— Start —
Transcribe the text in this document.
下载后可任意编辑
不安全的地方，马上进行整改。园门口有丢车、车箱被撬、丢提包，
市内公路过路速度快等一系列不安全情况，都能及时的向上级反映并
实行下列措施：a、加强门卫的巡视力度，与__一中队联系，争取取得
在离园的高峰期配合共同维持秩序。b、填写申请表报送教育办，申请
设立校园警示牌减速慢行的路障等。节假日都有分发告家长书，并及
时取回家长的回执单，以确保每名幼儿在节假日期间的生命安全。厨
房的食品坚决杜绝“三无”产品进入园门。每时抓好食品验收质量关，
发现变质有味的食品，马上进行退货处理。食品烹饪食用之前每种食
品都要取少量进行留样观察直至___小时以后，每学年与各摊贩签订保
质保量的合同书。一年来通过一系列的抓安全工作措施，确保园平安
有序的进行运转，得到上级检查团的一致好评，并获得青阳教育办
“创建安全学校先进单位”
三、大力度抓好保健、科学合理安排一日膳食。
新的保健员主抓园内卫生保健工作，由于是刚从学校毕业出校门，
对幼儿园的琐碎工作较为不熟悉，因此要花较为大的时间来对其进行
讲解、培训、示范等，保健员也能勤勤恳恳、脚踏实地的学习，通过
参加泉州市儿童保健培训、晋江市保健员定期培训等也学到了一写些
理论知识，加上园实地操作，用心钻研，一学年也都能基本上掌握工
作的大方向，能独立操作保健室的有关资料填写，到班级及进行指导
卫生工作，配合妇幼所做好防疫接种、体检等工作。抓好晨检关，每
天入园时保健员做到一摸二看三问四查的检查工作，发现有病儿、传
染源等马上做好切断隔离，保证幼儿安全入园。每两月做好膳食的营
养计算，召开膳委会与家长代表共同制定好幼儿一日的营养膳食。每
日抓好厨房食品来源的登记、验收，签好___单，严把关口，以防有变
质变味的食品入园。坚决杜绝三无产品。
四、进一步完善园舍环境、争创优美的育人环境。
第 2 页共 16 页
— End —
▸ GIVEN TASK:
Give all the entries again exactly; leave none out.

▸ SOLUTION TO THIS TASK:
Transcribe the text in this document.
下载后可任意编辑
不安全的地方，马上进行整改。园门口有丢车、车箱被撬、丢提包，
市内公路过路速度快等一系列不安全情况，都能及时的向上级反映并
实行下列措施：a、加强门卫的巡视力度，与__一中队联系，争取取得
在离园的高峰期配合共同维持秩序。b、填写申请表报送教育办，申请
设立校园警示牌减速慢行的路障等。节假日都有分发告家长书，并及
时取回家长的回执单，以确保每名幼儿在节假日期间的生命安全。厨
房的食品坚决杜绝“三无”产品进入园门。每时抓好食品验收质量关，
发现变质有味的食品，马上进行退货处理。食品烹饪食用之前每种食
品都要取少量进行留样观察直至___小时以后，每学年与各摊贩签订保
质保量的合同书。一年来通过一系列的抓安全工作措施，确保园平安
有序的进行运转，得到上级检查团的一致好评，并获得青阳教育办
“创建安全学校先进单位”
三、大力度抓好保健、科学合理安排一日膳食。
新的保健员主抓园内卫生保健工作，由于是刚从学校毕业出校门，
对幼儿园的琐碎工作较为不熟悉，因此要花较为大的时间来对其进行
讲解、培训、示范等，保健员也能勤勤恳恳、脚踏实地的学习，通过
参加泉州市儿童保健培训、晋江市保健员定期培训等也学到了一写些
理论知识，加上园实地操作，用心钻研，一学年也都能基本上掌握工
作的大方向，能独立操作保健室的有关资料填写，到班级及进行指导
卫生工作，配合妇幼所做好防疫接种、体检等工作。抓好晨检关，每
天入园时保健员做到一摸二看三问四查的检查工作，发现有病儿、传
染源等马上做好切断隔离，保证幼儿安全入园。每两月做好膳食的营
养计算，召开膳委会与家长代表共同制定好幼儿一日的营养膳食。每
日抓好厨房食品来源的登记、验收，签好___单，严把关口，以防有变
质变味的食品入园。坚决杜绝三无产品。
四、进一步完善园舍环境、争创优美的育人环境。
第 2 页共 16 页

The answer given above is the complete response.